Directive: Find the lines of data that contain the string "sont", then list them.

Listed entries:

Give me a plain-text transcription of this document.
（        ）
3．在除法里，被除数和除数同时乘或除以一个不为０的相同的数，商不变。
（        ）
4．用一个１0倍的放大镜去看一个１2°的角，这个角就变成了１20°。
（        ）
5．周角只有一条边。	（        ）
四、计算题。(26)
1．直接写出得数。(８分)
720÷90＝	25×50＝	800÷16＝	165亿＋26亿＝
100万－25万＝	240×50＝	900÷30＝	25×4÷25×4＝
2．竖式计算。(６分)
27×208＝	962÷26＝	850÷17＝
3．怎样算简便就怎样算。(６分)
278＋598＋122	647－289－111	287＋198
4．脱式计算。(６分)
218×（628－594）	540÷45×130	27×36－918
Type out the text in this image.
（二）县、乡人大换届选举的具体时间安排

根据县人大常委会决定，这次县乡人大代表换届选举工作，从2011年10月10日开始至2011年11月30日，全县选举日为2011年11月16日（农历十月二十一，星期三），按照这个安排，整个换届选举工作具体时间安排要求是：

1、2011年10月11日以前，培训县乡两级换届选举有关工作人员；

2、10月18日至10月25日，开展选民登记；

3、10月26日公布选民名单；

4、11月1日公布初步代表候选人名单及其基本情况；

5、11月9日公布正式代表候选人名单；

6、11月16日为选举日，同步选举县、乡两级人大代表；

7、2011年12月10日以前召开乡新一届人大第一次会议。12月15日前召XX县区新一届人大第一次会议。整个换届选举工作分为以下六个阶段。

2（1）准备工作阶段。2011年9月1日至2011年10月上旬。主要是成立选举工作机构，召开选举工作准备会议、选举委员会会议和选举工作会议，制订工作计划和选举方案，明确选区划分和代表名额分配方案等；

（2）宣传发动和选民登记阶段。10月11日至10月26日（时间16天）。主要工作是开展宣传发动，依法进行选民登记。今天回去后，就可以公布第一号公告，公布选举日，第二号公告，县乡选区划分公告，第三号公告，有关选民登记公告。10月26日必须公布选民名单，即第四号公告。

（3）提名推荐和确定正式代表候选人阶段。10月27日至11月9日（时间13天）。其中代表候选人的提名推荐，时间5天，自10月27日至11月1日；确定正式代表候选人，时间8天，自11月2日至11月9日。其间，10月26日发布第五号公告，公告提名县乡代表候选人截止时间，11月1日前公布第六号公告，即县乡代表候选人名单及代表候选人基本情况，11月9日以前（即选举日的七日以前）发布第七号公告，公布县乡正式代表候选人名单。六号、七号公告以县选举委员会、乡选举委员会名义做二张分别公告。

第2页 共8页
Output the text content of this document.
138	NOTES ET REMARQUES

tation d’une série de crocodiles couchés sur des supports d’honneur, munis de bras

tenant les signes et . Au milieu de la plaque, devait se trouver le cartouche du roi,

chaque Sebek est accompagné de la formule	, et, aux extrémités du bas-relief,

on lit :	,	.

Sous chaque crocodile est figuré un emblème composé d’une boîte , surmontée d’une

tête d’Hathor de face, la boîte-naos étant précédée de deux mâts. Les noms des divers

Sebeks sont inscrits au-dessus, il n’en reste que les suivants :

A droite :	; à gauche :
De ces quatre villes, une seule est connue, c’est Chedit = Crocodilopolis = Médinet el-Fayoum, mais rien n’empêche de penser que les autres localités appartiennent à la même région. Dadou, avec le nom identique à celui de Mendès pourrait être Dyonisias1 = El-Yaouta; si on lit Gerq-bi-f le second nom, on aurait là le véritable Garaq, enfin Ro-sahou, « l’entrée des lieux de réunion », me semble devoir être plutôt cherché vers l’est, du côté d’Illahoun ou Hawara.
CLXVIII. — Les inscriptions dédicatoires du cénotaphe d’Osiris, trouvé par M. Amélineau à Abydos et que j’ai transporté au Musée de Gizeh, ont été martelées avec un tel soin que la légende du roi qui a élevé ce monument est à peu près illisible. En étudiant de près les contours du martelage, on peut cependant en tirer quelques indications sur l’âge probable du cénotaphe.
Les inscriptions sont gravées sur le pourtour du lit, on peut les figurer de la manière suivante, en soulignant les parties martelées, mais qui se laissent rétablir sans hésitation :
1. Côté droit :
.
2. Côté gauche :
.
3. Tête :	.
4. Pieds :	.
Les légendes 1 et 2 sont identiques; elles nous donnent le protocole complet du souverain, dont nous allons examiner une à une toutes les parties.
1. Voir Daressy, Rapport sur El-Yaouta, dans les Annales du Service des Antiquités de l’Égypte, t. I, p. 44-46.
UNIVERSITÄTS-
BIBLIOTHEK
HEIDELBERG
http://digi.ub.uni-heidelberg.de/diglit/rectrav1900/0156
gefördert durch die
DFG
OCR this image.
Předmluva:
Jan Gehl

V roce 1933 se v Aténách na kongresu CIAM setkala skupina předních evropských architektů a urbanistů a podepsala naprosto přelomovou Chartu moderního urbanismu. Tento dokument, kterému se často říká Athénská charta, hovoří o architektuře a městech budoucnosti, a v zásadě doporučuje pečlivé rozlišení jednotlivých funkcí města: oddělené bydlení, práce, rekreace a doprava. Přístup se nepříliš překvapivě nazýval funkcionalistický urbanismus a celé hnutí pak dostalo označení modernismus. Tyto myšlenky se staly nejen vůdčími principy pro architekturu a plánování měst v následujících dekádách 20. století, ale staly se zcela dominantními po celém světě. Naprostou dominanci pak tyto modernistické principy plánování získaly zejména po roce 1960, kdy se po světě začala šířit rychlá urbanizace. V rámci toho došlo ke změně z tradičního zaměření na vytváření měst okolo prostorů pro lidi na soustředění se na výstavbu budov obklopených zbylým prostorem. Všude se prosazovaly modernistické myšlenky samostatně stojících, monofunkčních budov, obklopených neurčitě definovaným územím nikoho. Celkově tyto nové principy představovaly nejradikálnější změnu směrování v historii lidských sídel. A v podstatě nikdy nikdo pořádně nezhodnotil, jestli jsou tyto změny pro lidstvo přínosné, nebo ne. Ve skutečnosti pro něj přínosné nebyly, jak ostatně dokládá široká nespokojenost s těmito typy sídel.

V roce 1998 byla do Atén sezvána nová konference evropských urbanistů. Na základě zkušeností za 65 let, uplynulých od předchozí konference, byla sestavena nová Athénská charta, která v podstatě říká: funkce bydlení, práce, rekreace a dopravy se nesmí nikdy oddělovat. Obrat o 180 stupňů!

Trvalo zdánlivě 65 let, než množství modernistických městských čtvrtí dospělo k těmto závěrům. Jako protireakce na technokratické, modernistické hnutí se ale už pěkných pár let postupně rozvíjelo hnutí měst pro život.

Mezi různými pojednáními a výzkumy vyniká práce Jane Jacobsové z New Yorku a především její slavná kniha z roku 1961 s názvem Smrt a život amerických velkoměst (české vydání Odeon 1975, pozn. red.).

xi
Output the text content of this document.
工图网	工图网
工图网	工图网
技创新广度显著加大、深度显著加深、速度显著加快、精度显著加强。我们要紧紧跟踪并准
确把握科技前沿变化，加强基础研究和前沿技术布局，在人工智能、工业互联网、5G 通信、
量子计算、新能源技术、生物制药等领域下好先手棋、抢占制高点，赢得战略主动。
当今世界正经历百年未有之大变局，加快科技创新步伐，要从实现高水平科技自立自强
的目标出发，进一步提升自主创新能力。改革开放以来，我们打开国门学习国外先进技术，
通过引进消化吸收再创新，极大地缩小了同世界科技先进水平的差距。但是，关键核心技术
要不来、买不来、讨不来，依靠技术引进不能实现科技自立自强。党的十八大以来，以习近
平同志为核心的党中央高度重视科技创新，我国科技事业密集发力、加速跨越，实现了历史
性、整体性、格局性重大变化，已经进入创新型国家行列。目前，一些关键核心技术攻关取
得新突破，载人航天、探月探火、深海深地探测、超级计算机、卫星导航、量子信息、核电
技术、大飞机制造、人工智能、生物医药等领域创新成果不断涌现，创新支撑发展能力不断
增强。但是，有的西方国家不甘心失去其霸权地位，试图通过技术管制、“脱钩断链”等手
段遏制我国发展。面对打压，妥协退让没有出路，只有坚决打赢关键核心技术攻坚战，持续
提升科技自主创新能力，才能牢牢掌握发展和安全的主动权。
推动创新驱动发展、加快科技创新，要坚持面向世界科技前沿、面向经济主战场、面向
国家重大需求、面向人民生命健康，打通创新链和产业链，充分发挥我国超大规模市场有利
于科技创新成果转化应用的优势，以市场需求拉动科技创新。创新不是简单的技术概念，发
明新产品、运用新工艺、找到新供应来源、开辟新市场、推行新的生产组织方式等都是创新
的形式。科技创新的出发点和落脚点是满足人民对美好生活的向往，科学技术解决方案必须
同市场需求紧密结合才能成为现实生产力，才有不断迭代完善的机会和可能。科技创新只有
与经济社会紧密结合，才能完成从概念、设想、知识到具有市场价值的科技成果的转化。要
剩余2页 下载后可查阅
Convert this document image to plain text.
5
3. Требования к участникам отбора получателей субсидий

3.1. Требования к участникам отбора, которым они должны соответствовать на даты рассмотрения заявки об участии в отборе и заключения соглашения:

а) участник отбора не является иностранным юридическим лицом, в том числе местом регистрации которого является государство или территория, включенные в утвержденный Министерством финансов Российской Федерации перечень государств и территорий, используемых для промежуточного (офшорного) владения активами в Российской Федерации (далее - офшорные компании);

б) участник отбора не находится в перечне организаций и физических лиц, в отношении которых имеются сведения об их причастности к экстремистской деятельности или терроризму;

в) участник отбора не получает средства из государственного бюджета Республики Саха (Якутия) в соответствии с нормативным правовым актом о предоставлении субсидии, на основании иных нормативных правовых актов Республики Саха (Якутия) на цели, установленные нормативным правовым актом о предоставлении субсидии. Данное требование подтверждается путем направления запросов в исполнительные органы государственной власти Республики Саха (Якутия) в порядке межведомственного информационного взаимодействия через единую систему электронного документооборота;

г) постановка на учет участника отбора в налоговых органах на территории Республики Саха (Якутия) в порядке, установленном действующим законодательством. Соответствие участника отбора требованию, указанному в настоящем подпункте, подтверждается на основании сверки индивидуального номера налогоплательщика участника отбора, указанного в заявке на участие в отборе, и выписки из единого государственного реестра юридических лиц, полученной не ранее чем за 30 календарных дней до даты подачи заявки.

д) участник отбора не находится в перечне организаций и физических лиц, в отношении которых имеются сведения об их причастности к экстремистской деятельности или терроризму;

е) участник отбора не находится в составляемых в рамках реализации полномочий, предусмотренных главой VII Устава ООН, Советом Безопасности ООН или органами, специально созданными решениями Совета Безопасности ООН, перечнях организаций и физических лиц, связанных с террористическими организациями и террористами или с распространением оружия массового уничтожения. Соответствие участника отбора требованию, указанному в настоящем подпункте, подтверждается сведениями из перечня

In response:
Sebeks sont inscrits au-dessus, il n’en reste que les suivants :
Les inscriptions sont gravées sur le pourtour du lit, on peut les figurer de la manière suivante, en soulignant les parties martelées, mais qui se laissent rétablir sans hésitation :
Les légendes 1 et 2 sont identiques; elles nous donnent le protocole complet du souverain, dont nous allons examiner une à une toutes les parties.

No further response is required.